▶ [THE TASK]: Gather the lines from the material that contain "name".

▶ [MATERIAL SUPPLIED]:

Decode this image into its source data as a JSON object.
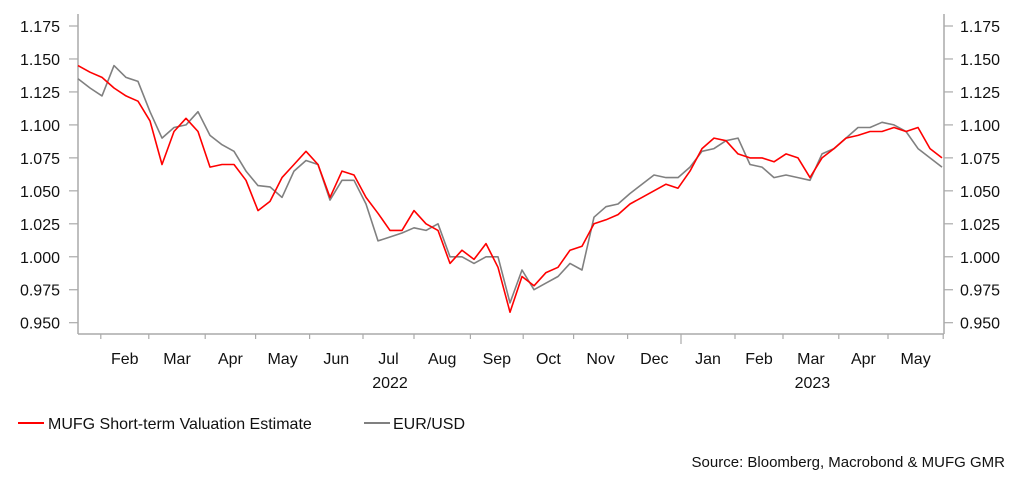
{
  "chart_data": {
    "type": "line",
    "title": "",
    "xlabel": "",
    "ylabel": "",
    "ylim": [
      0.94,
      1.18
    ],
    "yticks": [
      "0.950",
      "0.975",
      "1.000",
      "1.025",
      "1.050",
      "1.075",
      "1.100",
      "1.125",
      "1.150",
      "1.175"
    ],
    "ytick_values": [
      0.95,
      0.975,
      1.0,
      1.025,
      1.05,
      1.075,
      1.1,
      1.125,
      1.15,
      1.175
    ],
    "x_unit": "weeks from start (early Jan 2022) to late May 2023",
    "xlim": [
      0,
      72
    ],
    "month_ticks": [
      1.9,
      5.9,
      10.6,
      14.8,
      19.3,
      23.75,
      28,
      32.7,
      37.1,
      41.3,
      45.8,
      50.25,
      54.75,
      58.75,
      63.4,
      67.5,
      72.1
    ],
    "month_labels": [
      "Feb",
      "Mar",
      "Apr",
      "May",
      "Jun",
      "Jul",
      "Aug",
      "Sep",
      "Oct",
      "Nov",
      "Dec",
      "Jan",
      "Feb",
      "Mar",
      "Apr",
      "May"
    ],
    "year_labels": [
      {
        "label": "2022",
        "center": 26.0
      },
      {
        "label": "2023",
        "center": 61.2
      }
    ],
    "year_tick": 50.25,
    "series": [
      {
        "name": "MUFG Short-term Valuation Estimate",
        "color": "#ff0000",
        "values": [
          1.145,
          1.14,
          1.136,
          1.128,
          1.122,
          1.118,
          1.103,
          1.07,
          1.095,
          1.105,
          1.095,
          1.068,
          1.07,
          1.07,
          1.058,
          1.035,
          1.042,
          1.06,
          1.07,
          1.08,
          1.07,
          1.045,
          1.065,
          1.062,
          1.045,
          1.033,
          1.02,
          1.02,
          1.035,
          1.025,
          1.02,
          0.995,
          1.005,
          0.998,
          1.01,
          0.992,
          0.958,
          0.985,
          0.978,
          0.988,
          0.992,
          1.005,
          1.008,
          1.025,
          1.028,
          1.032,
          1.04,
          1.045,
          1.05,
          1.055,
          1.052,
          1.065,
          1.082,
          1.09,
          1.088,
          1.078,
          1.075,
          1.075,
          1.072,
          1.078,
          1.075,
          1.06,
          1.075,
          1.082,
          1.09,
          1.092,
          1.095,
          1.095,
          1.098,
          1.095,
          1.098,
          1.082,
          1.075
        ]
      },
      {
        "name": "EUR/USD",
        "color": "#808080",
        "values": [
          1.135,
          1.128,
          1.122,
          1.145,
          1.136,
          1.133,
          1.11,
          1.09,
          1.098,
          1.1,
          1.11,
          1.092,
          1.085,
          1.08,
          1.065,
          1.054,
          1.053,
          1.045,
          1.065,
          1.073,
          1.07,
          1.043,
          1.058,
          1.058,
          1.04,
          1.012,
          1.015,
          1.018,
          1.022,
          1.02,
          1.025,
          1.0,
          1.0,
          0.995,
          1.0,
          1.0,
          0.965,
          0.99,
          0.975,
          0.98,
          0.985,
          0.995,
          0.99,
          1.03,
          1.038,
          1.04,
          1.048,
          1.055,
          1.062,
          1.06,
          1.06,
          1.068,
          1.08,
          1.082,
          1.088,
          1.09,
          1.07,
          1.068,
          1.06,
          1.062,
          1.06,
          1.058,
          1.078,
          1.082,
          1.09,
          1.098,
          1.098,
          1.102,
          1.1,
          1.095,
          1.082,
          1.075,
          1.068
        ]
      }
    ],
    "legend_position": "bottom-left",
    "grid": false
  },
  "legend": {
    "items": [
      "MUFG Short-term Valuation Estimate",
      "EUR/USD"
    ]
  },
  "source": "Source: Bloomberg, Macrobond & MUFG GMR"
}
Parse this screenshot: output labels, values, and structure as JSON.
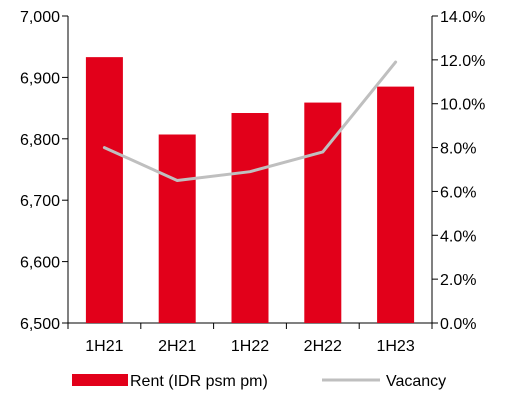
{
  "chart_data": {
    "type": "bar",
    "categories": [
      "1H21",
      "2H21",
      "1H22",
      "2H22",
      "1H23"
    ],
    "series": [
      {
        "name": "Rent (IDR psm pm)",
        "type": "bar",
        "axis": "left",
        "values": [
          6933,
          6807,
          6842,
          6859,
          6885
        ],
        "color": "#E2001A"
      },
      {
        "name": "Vacancy",
        "type": "line",
        "axis": "right",
        "values": [
          8.0,
          6.5,
          6.9,
          7.8,
          11.9
        ],
        "color": "#BFBFBF"
      }
    ],
    "y_left": {
      "lim": [
        6500,
        7000
      ],
      "ticks": [
        6500,
        6600,
        6700,
        6800,
        6900,
        7000
      ],
      "tick_labels": [
        "6,500",
        "6,600",
        "6,700",
        "6,800",
        "6,900",
        "7,000"
      ]
    },
    "y_right": {
      "lim": [
        0,
        14
      ],
      "ticks": [
        0,
        2,
        4,
        6,
        8,
        10,
        12,
        14
      ],
      "tick_labels": [
        "0.0%",
        "2.0%",
        "4.0%",
        "6.0%",
        "8.0%",
        "10.0%",
        "12.0%",
        "14.0%"
      ]
    },
    "title": "",
    "xlabel": "",
    "ylabel": "",
    "grid": false,
    "legend_position": "bottom"
  }
}
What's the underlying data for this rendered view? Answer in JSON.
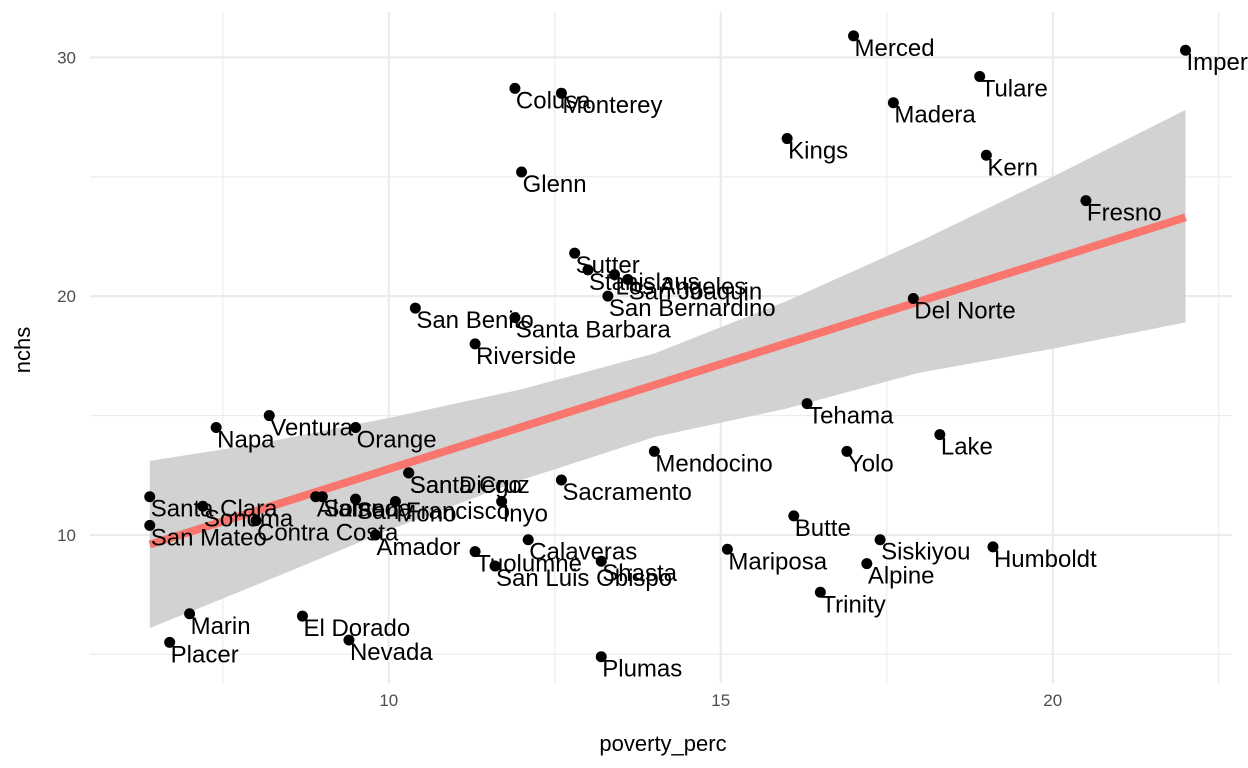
{
  "chart_data": {
    "type": "scatter",
    "xlabel": "poverty_perc",
    "ylabel": "nchs",
    "xlim": [
      5.5,
      22.7
    ],
    "ylim": [
      3.8,
      31.9
    ],
    "x_ticks": [
      10,
      15,
      20
    ],
    "y_ticks": [
      10,
      20,
      30
    ],
    "grid": true,
    "colors": {
      "points": "#000000",
      "fit_line": "#f8766d",
      "ribbon": "#d0d0d0",
      "grid": "#ebebeb"
    },
    "fit": {
      "x": [
        6.4,
        22.0
      ],
      "y": [
        9.6,
        23.3
      ]
    },
    "ribbon": {
      "x": [
        6.4,
        8.0,
        10.0,
        12.0,
        14.0,
        16.0,
        18.0,
        20.0,
        22.0
      ],
      "upper": [
        13.1,
        13.8,
        14.9,
        16.1,
        17.6,
        19.8,
        22.3,
        25.0,
        27.8
      ],
      "lower": [
        6.1,
        7.9,
        10.2,
        12.3,
        14.1,
        15.3,
        16.8,
        17.8,
        18.9
      ]
    },
    "points": [
      {
        "label": "Merced",
        "x": 17.0,
        "y": 30.9
      },
      {
        "label": "Imperial",
        "x": 22.0,
        "y": 30.3
      },
      {
        "label": "Tulare",
        "x": 18.9,
        "y": 29.2
      },
      {
        "label": "Colusa",
        "x": 11.9,
        "y": 28.7
      },
      {
        "label": "Monterey",
        "x": 12.6,
        "y": 28.5
      },
      {
        "label": "Madera",
        "x": 17.6,
        "y": 28.1
      },
      {
        "label": "Kings",
        "x": 16.0,
        "y": 26.6
      },
      {
        "label": "Kern",
        "x": 19.0,
        "y": 25.9
      },
      {
        "label": "Glenn",
        "x": 12.0,
        "y": 25.2
      },
      {
        "label": "Fresno",
        "x": 20.5,
        "y": 24.0
      },
      {
        "label": "Sutter",
        "x": 12.8,
        "y": 21.8
      },
      {
        "label": "Stanislaus",
        "x": 13.0,
        "y": 21.1
      },
      {
        "label": "Los Angeles",
        "x": 13.4,
        "y": 20.9
      },
      {
        "label": "San Joaquin",
        "x": 13.6,
        "y": 20.7
      },
      {
        "label": "San Bernardino",
        "x": 13.3,
        "y": 20.0
      },
      {
        "label": "Del Norte",
        "x": 17.9,
        "y": 19.9
      },
      {
        "label": "San Benito",
        "x": 10.4,
        "y": 19.5
      },
      {
        "label": "Santa Barbara",
        "x": 11.9,
        "y": 19.1
      },
      {
        "label": "Riverside",
        "x": 11.3,
        "y": 18.0
      },
      {
        "label": "Tehama",
        "x": 16.3,
        "y": 15.5
      },
      {
        "label": "Ventura",
        "x": 8.2,
        "y": 15.0
      },
      {
        "label": "Napa",
        "x": 7.4,
        "y": 14.5
      },
      {
        "label": "Orange",
        "x": 9.5,
        "y": 14.5
      },
      {
        "label": "Lake",
        "x": 18.3,
        "y": 14.2
      },
      {
        "label": "Mendocino",
        "x": 14.0,
        "y": 13.5
      },
      {
        "label": "Yolo",
        "x": 16.9,
        "y": 13.5
      },
      {
        "label": "Santa Cruz",
        "x": 10.3,
        "y": 12.6
      },
      {
        "label": "San Diego",
        "x": 10.3,
        "y": 12.6
      },
      {
        "label": "Sacramento",
        "x": 12.6,
        "y": 12.3
      },
      {
        "label": "Santa Clara",
        "x": 6.4,
        "y": 11.6
      },
      {
        "label": "Alameda",
        "x": 8.9,
        "y": 11.6
      },
      {
        "label": "Solano",
        "x": 9.0,
        "y": 11.6
      },
      {
        "label": "San Francisco",
        "x": 9.5,
        "y": 11.5
      },
      {
        "label": "Mono",
        "x": 10.1,
        "y": 11.4
      },
      {
        "label": "Inyo",
        "x": 11.7,
        "y": 11.4
      },
      {
        "label": "Sonoma",
        "x": 7.2,
        "y": 11.2
      },
      {
        "label": "Butte",
        "x": 16.1,
        "y": 10.8
      },
      {
        "label": "San Mateo",
        "x": 6.4,
        "y": 10.4
      },
      {
        "label": "Contra Costa",
        "x": 8.0,
        "y": 10.6
      },
      {
        "label": "Amador",
        "x": 9.8,
        "y": 10.0
      },
      {
        "label": "Calaveras",
        "x": 12.1,
        "y": 9.8
      },
      {
        "label": "Siskiyou",
        "x": 17.4,
        "y": 9.8
      },
      {
        "label": "Humboldt",
        "x": 19.1,
        "y": 9.5
      },
      {
        "label": "Mariposa",
        "x": 15.1,
        "y": 9.4
      },
      {
        "label": "Tuolumne",
        "x": 11.3,
        "y": 9.3
      },
      {
        "label": "Shasta",
        "x": 13.2,
        "y": 8.9
      },
      {
        "label": "Alpine",
        "x": 17.2,
        "y": 8.8
      },
      {
        "label": "San Luis Obispo",
        "x": 11.6,
        "y": 8.7
      },
      {
        "label": "Trinity",
        "x": 16.5,
        "y": 7.6
      },
      {
        "label": "Marin",
        "x": 7.0,
        "y": 6.7
      },
      {
        "label": "El Dorado",
        "x": 8.7,
        "y": 6.6
      },
      {
        "label": "Nevada",
        "x": 9.4,
        "y": 5.6
      },
      {
        "label": "Placer",
        "x": 6.7,
        "y": 5.5
      },
      {
        "label": "Plumas",
        "x": 13.2,
        "y": 4.9
      }
    ]
  }
}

▶ [SOLUTION FOR THIS EXERCISE]:
        "name": "MUFG Short-term Valuation Estimate",
        "name": "EUR/USD",
        "name": "Rent (IDR psm pm)",
        "name": "Vacancy",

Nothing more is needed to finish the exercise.